Data excerpts
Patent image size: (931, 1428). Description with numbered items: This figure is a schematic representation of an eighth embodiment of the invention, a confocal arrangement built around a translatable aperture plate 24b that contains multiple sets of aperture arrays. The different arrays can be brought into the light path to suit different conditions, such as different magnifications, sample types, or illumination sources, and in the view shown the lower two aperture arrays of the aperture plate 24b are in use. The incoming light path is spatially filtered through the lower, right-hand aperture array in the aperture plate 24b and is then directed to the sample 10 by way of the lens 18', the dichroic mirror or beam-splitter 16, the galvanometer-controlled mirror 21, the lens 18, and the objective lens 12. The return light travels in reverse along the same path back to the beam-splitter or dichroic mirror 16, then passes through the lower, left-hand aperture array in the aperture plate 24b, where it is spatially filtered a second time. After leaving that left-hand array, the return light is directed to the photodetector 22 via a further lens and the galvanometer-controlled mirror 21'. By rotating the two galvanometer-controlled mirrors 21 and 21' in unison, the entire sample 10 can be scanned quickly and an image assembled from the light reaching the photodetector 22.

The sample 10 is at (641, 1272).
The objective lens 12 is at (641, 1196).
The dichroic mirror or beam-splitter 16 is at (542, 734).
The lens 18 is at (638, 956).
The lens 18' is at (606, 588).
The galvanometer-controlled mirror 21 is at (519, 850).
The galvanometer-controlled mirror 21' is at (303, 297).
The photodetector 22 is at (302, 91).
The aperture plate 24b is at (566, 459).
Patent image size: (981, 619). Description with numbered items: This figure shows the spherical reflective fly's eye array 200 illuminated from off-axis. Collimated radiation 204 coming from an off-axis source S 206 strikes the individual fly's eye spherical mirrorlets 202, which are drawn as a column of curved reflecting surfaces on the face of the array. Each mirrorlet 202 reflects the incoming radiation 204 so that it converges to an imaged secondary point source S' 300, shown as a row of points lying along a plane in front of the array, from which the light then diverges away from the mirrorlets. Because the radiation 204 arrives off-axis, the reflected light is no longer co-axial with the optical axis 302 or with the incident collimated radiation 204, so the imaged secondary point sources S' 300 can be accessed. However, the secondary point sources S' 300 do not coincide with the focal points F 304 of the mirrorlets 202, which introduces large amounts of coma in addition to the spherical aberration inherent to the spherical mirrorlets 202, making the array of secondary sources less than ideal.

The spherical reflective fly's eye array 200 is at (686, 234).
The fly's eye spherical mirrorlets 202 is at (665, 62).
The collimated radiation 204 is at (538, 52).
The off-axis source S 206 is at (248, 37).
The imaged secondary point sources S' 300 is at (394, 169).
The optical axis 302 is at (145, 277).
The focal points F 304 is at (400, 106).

## Problem to work on:
Which lines of the entries above contain the string "axis"? List each of them, treating uppercase and lowercase as different.

## Result:
Patent image size: (981, 619). Description with numbered items: This figure shows the spherical reflective fly's eye array 200 illuminated from off-axis. Collimated radiation 204 coming from an off-axis source S 206 strikes the individual fly's eye spherical mirrorlets 202, which are drawn as a column of curved reflecting surfaces on the face of the array. Each mirrorlet 202 reflects the incoming radiation 204 so that it converges to an imaged secondary point source S' 300, shown as a row of points lying along a plane in front of the array, from which the light then diverges away from the mirrorlets. Because the radiation 204 arrives off-axis, the reflected light is no longer co-axial with the optical axis 302 or with the incident collimated radiation 204, so the imaged secondary point sources S' 300 can be accessed. However, the secondary point sources S' 300 do not coincide with the focal points F 304 of the mirrorlets 202, which introduces large amounts of coma in addition to the spherical aberration inherent to the spherical mirrorlets 202, making the array of secondary sources less than ideal.
The off-axis source S 206 is at (248, 37).
The optical axis 302 is at (145, 277).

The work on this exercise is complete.